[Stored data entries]
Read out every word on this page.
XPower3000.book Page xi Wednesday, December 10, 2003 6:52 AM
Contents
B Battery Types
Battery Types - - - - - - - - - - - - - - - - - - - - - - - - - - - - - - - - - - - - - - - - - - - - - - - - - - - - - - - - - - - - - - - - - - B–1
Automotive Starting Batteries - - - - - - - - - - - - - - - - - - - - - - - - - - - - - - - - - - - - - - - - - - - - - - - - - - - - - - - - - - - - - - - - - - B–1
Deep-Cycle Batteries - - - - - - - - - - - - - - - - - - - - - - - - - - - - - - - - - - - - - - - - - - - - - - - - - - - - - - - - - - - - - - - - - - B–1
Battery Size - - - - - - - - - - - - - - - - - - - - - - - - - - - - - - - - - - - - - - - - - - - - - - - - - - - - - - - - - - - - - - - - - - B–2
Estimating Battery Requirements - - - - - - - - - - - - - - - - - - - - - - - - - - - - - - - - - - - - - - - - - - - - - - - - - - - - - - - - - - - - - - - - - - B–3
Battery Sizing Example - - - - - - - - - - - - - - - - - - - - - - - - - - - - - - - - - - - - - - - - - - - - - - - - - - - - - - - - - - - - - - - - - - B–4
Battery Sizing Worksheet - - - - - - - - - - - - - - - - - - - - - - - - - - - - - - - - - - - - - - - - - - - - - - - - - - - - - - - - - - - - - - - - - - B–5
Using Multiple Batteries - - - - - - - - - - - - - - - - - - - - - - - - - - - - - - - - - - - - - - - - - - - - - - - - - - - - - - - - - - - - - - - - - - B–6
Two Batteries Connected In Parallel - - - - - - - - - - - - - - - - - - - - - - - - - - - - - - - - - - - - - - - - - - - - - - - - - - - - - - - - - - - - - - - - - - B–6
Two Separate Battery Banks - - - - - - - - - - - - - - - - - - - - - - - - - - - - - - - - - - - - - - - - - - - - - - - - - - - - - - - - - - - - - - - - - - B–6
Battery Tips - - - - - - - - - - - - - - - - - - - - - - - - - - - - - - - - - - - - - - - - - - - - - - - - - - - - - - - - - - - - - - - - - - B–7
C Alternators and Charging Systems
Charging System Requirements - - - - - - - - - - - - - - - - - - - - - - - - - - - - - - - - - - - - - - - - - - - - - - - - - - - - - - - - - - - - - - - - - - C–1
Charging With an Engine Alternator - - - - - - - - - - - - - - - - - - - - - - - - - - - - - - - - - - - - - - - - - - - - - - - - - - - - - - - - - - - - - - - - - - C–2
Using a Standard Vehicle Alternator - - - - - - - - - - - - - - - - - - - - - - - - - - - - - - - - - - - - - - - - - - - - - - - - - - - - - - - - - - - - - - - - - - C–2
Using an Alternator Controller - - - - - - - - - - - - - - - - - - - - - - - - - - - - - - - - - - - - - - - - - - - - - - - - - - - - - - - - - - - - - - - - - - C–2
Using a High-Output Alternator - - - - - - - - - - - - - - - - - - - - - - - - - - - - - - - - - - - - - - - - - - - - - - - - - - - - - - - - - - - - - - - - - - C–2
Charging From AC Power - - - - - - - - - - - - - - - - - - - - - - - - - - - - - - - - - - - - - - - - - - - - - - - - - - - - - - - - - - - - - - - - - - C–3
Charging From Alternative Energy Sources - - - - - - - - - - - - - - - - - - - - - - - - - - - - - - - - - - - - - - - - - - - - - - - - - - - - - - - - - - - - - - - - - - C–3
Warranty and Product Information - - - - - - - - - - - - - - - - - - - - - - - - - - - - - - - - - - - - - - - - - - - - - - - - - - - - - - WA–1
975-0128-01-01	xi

**Written exercise**
Of all the lines in the listing above, how many include "From"? Write only the number.

**Result for this task**
2